DATA FOR PROCESSING:
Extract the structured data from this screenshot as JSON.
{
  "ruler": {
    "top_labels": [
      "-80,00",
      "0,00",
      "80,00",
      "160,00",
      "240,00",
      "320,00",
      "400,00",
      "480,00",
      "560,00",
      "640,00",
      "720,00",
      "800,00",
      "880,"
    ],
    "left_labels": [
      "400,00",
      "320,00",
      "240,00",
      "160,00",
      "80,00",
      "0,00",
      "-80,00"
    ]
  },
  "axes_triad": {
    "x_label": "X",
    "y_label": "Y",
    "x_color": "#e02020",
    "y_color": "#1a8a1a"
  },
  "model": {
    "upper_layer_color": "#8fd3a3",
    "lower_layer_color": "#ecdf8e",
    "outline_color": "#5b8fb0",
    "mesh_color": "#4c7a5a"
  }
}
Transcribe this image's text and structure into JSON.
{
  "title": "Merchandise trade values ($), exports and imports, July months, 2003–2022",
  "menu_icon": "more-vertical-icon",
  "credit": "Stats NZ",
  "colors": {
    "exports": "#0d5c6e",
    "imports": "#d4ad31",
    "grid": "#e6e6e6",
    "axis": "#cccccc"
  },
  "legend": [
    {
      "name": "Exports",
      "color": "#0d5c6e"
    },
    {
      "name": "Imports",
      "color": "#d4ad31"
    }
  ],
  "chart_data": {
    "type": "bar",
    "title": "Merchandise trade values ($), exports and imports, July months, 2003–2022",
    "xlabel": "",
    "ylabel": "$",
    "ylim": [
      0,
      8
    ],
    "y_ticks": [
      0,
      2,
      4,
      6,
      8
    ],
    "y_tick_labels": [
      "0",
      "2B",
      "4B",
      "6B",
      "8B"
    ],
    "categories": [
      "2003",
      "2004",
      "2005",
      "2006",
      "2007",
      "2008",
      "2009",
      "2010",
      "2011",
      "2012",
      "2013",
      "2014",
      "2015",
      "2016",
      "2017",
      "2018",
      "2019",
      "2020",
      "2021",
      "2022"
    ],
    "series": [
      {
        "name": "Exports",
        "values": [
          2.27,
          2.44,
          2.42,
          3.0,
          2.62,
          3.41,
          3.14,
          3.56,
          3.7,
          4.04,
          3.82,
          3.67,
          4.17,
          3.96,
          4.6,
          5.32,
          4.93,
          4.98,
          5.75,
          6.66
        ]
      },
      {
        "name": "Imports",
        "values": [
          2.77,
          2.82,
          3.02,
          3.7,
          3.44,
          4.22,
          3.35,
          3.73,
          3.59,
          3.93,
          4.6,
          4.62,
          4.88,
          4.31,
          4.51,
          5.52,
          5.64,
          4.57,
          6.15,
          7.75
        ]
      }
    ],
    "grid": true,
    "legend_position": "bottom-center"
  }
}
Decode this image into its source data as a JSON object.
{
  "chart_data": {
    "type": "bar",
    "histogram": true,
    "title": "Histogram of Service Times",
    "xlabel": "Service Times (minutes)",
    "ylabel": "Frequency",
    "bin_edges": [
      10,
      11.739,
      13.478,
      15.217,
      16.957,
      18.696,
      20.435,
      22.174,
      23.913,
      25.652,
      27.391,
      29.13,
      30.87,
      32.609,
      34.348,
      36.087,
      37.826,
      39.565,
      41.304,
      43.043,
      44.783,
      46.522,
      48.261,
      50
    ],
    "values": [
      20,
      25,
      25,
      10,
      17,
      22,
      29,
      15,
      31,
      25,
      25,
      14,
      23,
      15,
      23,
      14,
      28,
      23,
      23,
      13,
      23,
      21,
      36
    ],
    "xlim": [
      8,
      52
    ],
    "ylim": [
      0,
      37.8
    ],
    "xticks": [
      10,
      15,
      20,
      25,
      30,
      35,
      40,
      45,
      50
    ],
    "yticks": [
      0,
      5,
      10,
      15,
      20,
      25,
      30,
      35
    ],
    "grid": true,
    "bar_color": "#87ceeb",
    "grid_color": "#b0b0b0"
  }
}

TASK STATEMENT:
Where a line of the entries contains the word "Service", copy that line.

ANSWER IN FULL:
    "title": "Histogram of Service Times",
    "xlabel": "Service Times (minutes)",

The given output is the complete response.